### [Request]
Copy the listing below in full and skip every picture.

(Collection entries)
┄┄┄┄┄┄┄┄┄┄┄┄┄┄┄┄┄┄┄┄

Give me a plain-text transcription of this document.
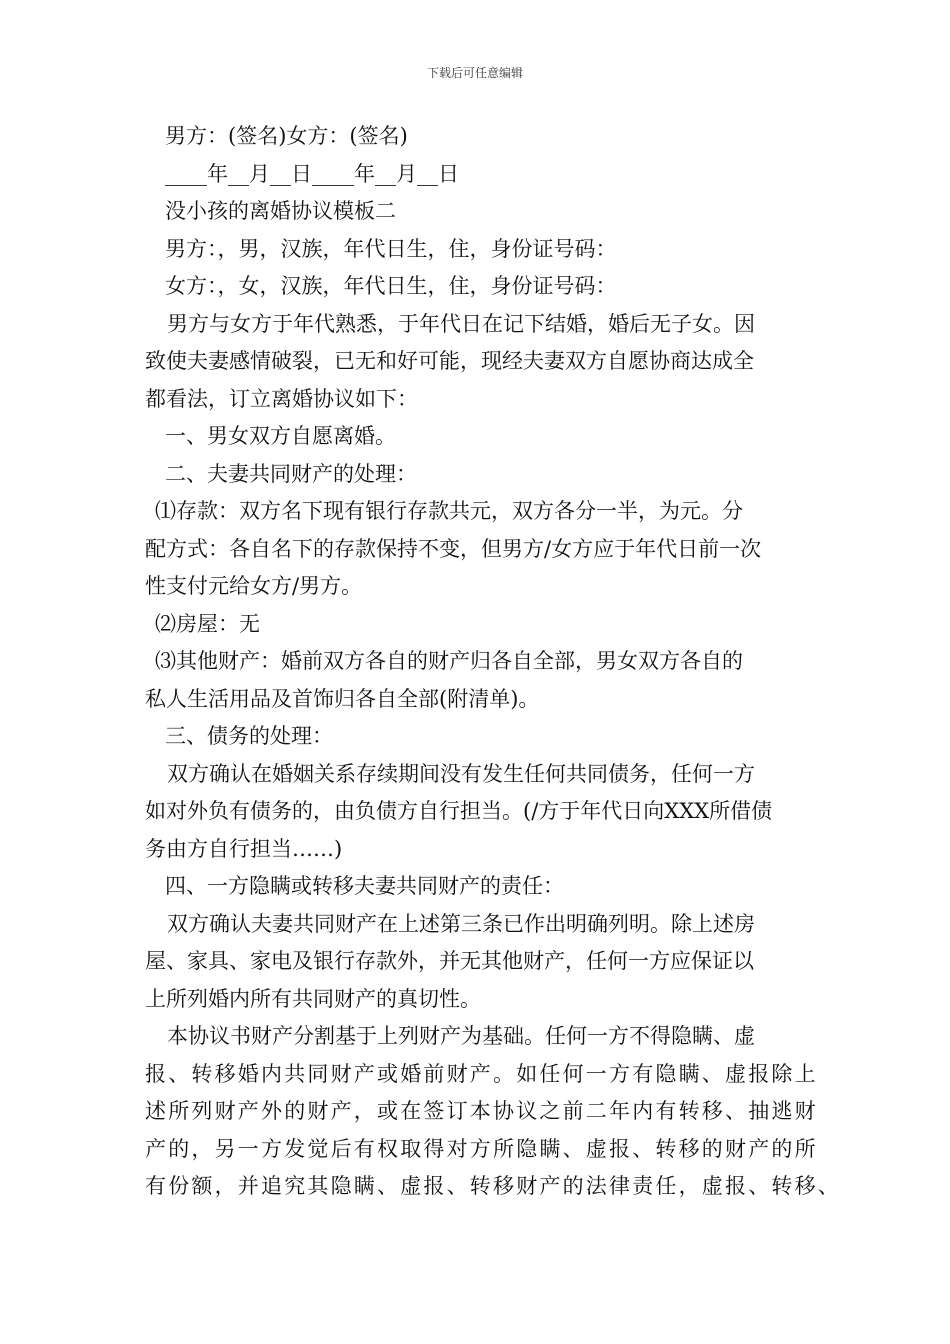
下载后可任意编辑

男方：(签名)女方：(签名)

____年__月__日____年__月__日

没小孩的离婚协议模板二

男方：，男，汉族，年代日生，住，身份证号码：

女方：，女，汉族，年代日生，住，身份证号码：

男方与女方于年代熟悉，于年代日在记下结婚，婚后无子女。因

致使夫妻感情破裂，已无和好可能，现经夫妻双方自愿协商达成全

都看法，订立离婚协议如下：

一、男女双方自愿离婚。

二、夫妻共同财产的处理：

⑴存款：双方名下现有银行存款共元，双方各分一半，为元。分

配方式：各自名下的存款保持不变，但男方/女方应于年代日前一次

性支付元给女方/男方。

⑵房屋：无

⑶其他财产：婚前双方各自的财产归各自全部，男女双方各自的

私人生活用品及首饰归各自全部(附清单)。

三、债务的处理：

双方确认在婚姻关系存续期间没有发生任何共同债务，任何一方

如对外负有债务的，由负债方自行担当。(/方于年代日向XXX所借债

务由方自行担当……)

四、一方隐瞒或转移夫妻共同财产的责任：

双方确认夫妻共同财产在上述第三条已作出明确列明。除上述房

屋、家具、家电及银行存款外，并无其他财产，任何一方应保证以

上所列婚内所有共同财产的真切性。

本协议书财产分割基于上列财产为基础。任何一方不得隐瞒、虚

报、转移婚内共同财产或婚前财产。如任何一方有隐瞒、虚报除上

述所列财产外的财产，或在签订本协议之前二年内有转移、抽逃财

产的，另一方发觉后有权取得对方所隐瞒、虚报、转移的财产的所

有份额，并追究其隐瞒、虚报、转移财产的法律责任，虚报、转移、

┄┄┄┄┄┄┄┄┄┄┄┄┄┄┄┄┄┄┄┄

### [Output for this task]
Give me a plain-text transcription of this document.
下载后可任意编辑

男方：(签名)女方：(签名)

____年__月__日____年__月__日

没小孩的离婚协议模板二

男方：，男，汉族，年代日生，住，身份证号码：

女方：，女，汉族，年代日生，住，身份证号码：

男方与女方于年代熟悉，于年代日在记下结婚，婚后无子女。因

致使夫妻感情破裂，已无和好可能，现经夫妻双方自愿协商达成全

都看法，订立离婚协议如下：

一、男女双方自愿离婚。

二、夫妻共同财产的处理：

⑴存款：双方名下现有银行存款共元，双方各分一半，为元。分

配方式：各自名下的存款保持不变，但男方/女方应于年代日前一次

性支付元给女方/男方。

⑵房屋：无

⑶其他财产：婚前双方各自的财产归各自全部，男女双方各自的

私人生活用品及首饰归各自全部(附清单)。

三、债务的处理：

双方确认在婚姻关系存续期间没有发生任何共同债务，任何一方

如对外负有债务的，由负债方自行担当。(/方于年代日向XXX所借债

务由方自行担当……)

四、一方隐瞒或转移夫妻共同财产的责任：

双方确认夫妻共同财产在上述第三条已作出明确列明。除上述房

屋、家具、家电及银行存款外，并无其他财产，任何一方应保证以

上所列婚内所有共同财产的真切性。

本协议书财产分割基于上列财产为基础。任何一方不得隐瞒、虚

报、转移婚内共同财产或婚前财产。如任何一方有隐瞒、虚报除上

述所列财产外的财产，或在签订本协议之前二年内有转移、抽逃财

产的，另一方发觉后有权取得对方所隐瞒、虚报、转移的财产的所

有份额，并追究其隐瞒、虚报、转移财产的法律责任，虚报、转移、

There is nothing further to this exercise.